**YOUR GOAL**.
Exactly as written, quote every line that follows, skipping the images.

** START INFORMATION GIVEN **

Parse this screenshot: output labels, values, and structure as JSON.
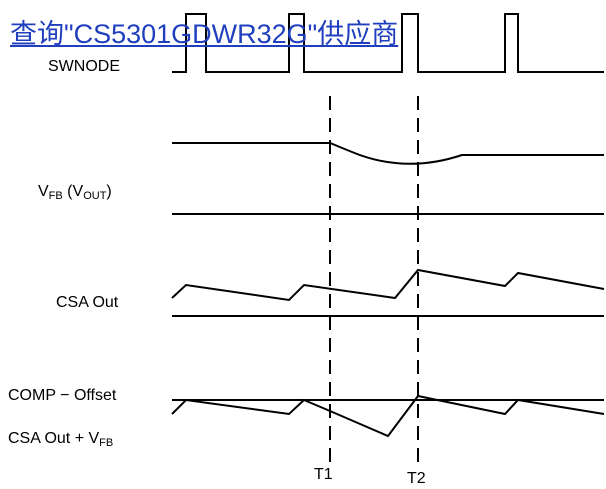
{
  "banner_link": {
    "text": "查询\"CS5301GDWR32G\"供应商"
  },
  "signals": {
    "swnode": "SWNODE",
    "vfb": {
      "main": "V",
      "sub": "FB",
      "paren_open": " (V",
      "paren_sub": "OUT",
      "paren_close": ")"
    },
    "csa_out": "CSA Out",
    "comp_offset": "COMP − Offset",
    "csa_plus_vfb": {
      "main": "CSA Out + V",
      "sub": "FB"
    }
  },
  "markers": {
    "t1": "T1",
    "t2": "T2"
  },
  "colors": {
    "trace": "#000000",
    "link": "#1f3fbf"
  }
}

** END INFORMATION GIVEN **

**THE COMPLETED TASK**.
Parse this screenshot: output labels, values, and structure as JSON.
{
  "banner_link": {
    "text": "查询\"CS5301GDWR32G\"供应商"
  },
  "signals": {
    "swnode": "SWNODE",
    "vfb": {
      "main": "V",
      "sub": "FB",
      "paren_open": " (V",
      "paren_sub": "OUT",
      "paren_close": ")"
    },
    "csa_out": "CSA Out",
    "comp_offset": "COMP − Offset",
    "csa_plus_vfb": {
      "main": "CSA Out + V",
      "sub": "FB"
    }
  },
  "markers": {
    "t1": "T1",
    "t2": "T2"
  },
  "colors": {
    "trace": "#000000",
    "link": "#1f3fbf"
  }
}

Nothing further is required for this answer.